## Task requirements
Quote the data below in full, minus the images.

## Given entries
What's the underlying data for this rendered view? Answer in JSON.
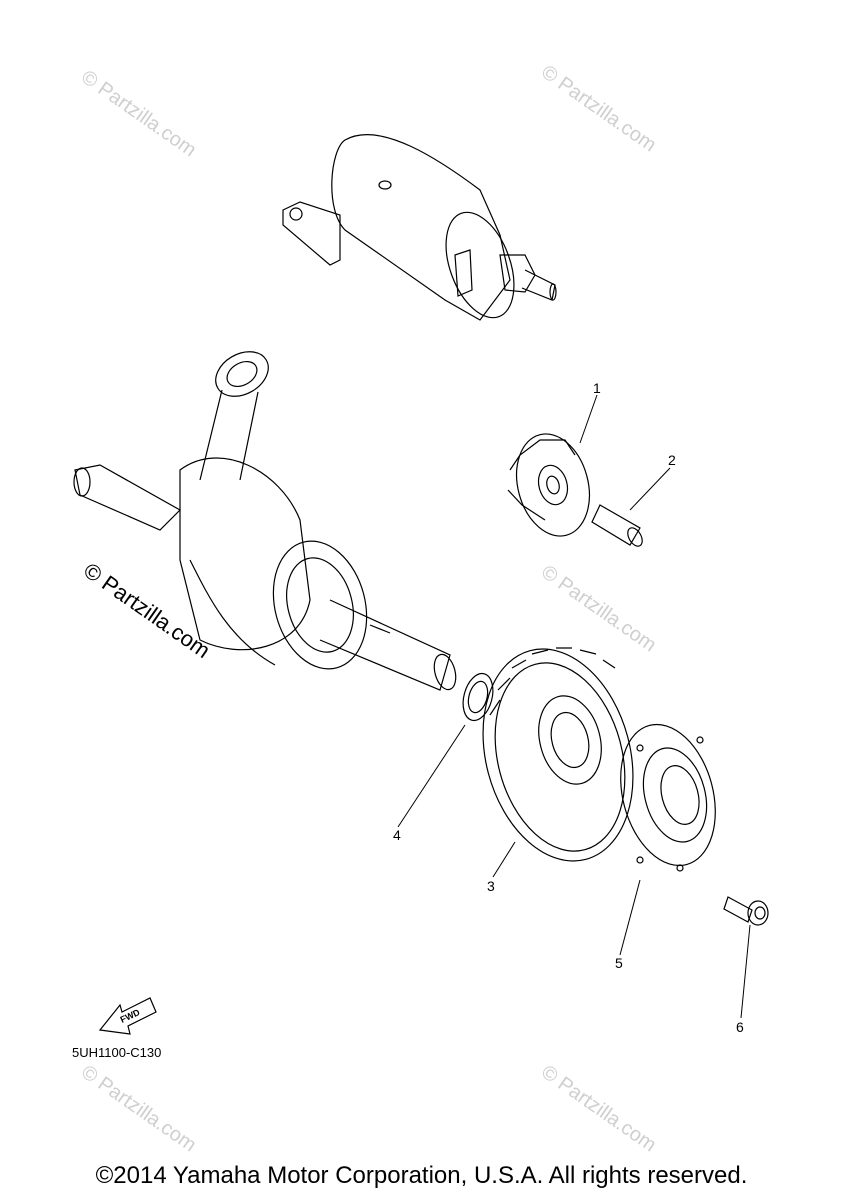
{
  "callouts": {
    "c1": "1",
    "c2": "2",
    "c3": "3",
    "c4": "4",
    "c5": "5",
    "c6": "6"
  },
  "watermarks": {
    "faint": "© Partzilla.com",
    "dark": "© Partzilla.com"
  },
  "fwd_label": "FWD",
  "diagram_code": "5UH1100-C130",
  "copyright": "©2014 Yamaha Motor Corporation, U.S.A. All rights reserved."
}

## Response to this task
What's the underlying data for this rendered view? Answer in JSON.
{
  "callouts": {
    "c1": "1",
    "c2": "2",
    "c3": "3",
    "c4": "4",
    "c5": "5",
    "c6": "6"
  },
  "watermarks": {
    "faint": "© Partzilla.com",
    "dark": "© Partzilla.com"
  },
  "fwd_label": "FWD",
  "diagram_code": "5UH1100-C130",
  "copyright": "©2014 Yamaha Motor Corporation, U.S.A. All rights reserved."
}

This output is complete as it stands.